TASK
For each line below that contains the string "annotation", copy that line.

[Dataset records]
:::::

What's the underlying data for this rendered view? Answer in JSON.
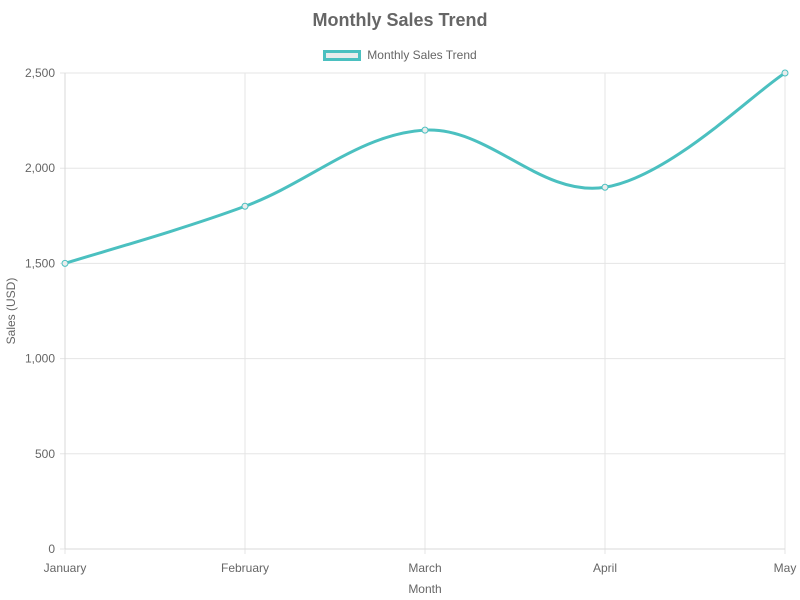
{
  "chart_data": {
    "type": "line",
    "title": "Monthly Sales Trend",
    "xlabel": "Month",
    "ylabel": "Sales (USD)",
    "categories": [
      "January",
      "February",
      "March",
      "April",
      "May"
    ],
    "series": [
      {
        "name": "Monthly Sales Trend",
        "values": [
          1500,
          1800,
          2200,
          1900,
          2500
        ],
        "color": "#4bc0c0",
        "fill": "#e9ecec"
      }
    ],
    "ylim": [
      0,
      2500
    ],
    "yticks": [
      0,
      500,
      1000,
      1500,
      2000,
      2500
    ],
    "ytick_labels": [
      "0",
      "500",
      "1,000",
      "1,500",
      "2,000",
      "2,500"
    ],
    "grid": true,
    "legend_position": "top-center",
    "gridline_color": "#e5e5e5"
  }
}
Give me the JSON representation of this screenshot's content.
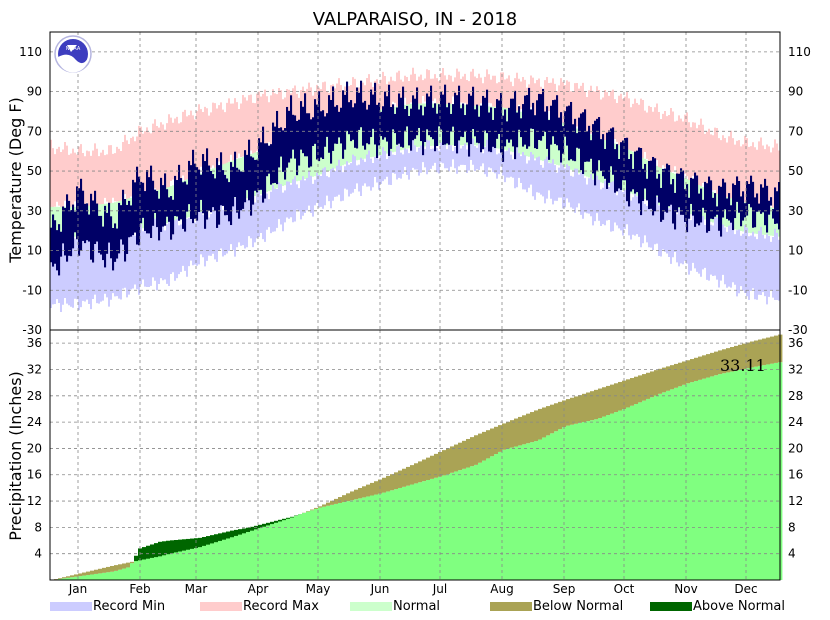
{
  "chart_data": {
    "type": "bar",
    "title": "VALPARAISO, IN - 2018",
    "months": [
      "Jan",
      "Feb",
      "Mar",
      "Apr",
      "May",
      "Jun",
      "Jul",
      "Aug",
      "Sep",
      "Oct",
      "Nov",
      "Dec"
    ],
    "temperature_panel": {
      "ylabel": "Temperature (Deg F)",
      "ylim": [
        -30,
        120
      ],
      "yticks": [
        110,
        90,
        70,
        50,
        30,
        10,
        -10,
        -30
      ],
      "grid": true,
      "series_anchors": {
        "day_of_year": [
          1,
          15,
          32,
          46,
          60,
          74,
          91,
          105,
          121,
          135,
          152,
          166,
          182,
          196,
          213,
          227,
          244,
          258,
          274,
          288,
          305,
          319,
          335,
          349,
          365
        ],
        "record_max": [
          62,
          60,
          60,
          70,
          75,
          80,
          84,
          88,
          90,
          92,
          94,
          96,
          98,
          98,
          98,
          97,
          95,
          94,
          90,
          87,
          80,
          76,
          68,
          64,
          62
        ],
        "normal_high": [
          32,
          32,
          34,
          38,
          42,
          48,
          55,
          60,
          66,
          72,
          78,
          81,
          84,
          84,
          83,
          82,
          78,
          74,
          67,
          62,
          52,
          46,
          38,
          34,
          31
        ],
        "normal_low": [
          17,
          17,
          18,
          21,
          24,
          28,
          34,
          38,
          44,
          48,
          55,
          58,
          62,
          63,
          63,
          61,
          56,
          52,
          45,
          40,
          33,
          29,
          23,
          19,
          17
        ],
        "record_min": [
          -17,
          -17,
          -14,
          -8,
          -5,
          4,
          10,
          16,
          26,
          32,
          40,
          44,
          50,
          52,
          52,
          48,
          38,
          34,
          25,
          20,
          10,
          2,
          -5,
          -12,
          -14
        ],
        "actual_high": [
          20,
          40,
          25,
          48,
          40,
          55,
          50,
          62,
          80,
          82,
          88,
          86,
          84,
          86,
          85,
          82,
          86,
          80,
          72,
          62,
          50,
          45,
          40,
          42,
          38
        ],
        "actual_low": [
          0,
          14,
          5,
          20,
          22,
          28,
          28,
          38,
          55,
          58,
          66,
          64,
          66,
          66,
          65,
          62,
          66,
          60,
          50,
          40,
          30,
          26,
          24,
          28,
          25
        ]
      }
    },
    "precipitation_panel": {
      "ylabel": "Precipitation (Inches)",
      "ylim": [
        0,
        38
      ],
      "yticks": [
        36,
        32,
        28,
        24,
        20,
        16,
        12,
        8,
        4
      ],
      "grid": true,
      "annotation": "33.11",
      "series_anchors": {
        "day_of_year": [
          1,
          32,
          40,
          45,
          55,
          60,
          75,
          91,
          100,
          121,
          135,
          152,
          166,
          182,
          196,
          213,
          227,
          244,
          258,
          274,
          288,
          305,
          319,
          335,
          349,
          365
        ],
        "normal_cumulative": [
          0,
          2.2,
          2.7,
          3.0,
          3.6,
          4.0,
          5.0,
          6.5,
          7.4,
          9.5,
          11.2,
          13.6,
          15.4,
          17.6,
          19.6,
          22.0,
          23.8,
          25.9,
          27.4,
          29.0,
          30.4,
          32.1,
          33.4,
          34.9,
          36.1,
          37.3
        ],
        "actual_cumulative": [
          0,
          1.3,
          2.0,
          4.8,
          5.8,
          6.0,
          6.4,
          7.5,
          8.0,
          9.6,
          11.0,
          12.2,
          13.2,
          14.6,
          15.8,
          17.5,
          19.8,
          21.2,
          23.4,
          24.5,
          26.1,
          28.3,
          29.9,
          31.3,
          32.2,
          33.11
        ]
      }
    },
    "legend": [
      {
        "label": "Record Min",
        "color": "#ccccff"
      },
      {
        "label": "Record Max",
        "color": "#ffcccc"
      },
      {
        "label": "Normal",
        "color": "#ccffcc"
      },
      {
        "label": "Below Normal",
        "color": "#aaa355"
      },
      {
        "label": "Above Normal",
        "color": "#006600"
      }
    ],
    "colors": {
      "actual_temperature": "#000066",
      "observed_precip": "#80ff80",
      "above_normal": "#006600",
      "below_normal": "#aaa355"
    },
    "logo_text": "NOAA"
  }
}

:::::

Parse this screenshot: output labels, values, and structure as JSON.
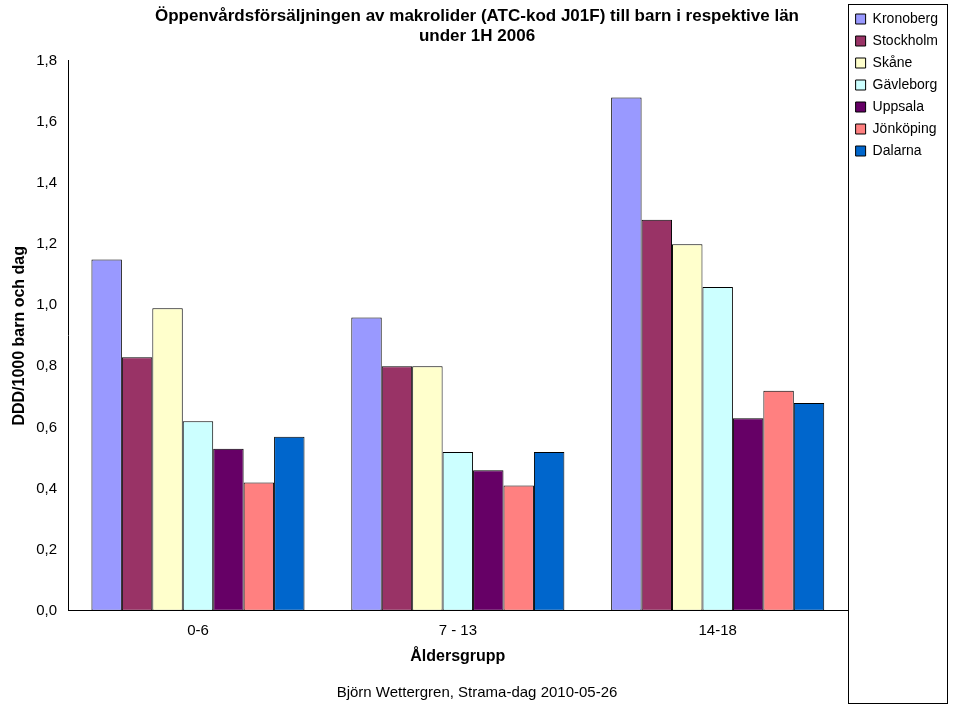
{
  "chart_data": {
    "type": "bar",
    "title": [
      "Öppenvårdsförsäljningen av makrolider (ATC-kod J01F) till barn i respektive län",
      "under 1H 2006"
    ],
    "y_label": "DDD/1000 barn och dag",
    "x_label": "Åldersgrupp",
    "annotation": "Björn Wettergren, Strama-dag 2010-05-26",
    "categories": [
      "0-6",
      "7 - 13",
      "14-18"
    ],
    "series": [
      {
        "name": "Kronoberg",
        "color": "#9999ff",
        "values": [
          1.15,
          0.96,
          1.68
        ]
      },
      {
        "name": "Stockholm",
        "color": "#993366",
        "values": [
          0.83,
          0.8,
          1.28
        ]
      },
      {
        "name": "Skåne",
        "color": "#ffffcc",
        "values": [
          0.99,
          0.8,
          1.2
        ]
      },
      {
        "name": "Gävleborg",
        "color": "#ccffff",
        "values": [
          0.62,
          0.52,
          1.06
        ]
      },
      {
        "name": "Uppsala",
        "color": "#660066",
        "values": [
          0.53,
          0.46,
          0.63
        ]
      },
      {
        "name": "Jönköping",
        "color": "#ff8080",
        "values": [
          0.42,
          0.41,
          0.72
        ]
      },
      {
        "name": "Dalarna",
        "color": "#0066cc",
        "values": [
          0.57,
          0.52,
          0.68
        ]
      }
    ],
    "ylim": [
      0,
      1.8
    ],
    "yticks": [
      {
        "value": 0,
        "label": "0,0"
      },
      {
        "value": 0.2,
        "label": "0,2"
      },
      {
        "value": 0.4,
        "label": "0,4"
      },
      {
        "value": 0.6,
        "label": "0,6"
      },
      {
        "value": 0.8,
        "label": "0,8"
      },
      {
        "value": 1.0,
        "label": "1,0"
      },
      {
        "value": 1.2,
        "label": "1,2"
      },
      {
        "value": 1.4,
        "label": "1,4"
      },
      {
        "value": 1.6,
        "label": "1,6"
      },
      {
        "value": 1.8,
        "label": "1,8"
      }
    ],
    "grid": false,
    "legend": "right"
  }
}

:::::

EXERCISE ANSWER
      "annotation": "33.11",
    "annotation": "Björn Wettergren, Strama-dag 2010-05-26",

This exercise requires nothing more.